● **Extracted records**:

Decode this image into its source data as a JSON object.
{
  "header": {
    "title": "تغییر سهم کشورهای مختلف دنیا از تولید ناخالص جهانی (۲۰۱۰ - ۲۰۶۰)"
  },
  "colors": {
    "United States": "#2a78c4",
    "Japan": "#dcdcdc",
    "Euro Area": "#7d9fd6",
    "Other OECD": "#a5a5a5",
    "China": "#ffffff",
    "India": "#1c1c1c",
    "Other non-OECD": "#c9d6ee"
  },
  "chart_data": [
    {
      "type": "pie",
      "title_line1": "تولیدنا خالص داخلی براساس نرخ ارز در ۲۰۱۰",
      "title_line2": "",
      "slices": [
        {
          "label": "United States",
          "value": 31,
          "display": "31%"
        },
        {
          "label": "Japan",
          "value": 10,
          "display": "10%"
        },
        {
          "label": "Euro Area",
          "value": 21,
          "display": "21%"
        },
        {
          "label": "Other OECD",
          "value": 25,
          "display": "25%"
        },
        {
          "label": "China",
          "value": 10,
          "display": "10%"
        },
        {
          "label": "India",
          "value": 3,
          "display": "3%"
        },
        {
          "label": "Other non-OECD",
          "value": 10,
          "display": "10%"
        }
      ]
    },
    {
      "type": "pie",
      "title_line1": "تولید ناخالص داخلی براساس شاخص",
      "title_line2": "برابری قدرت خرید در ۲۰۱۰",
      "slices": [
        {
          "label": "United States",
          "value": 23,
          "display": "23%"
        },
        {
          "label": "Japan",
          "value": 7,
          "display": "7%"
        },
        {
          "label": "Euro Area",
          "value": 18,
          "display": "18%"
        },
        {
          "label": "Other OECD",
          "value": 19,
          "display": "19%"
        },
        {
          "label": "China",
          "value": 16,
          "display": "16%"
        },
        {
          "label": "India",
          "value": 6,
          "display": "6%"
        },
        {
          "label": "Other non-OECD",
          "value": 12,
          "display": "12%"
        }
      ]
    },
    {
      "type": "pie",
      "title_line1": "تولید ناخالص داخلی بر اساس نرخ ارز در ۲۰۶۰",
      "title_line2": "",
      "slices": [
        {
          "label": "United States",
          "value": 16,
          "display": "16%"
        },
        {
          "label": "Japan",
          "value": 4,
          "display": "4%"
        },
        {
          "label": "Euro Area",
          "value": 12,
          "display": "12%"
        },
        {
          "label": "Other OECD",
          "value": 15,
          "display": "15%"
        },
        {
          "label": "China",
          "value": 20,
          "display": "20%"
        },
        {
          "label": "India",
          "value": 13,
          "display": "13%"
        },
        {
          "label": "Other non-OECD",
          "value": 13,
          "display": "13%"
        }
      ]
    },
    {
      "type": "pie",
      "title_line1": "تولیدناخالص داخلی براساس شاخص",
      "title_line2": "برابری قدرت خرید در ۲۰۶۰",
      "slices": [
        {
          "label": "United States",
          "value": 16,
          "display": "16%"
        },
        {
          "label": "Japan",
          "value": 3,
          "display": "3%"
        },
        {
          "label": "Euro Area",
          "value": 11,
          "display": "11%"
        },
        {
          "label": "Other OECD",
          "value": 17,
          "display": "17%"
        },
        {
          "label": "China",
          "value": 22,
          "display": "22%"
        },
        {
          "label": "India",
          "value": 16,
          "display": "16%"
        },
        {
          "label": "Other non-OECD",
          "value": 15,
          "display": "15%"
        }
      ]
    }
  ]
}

● **Brief**:
Among the entries above, how many lines hold the word "داخلی"? Reply with only that number.

● **Complete output**:
4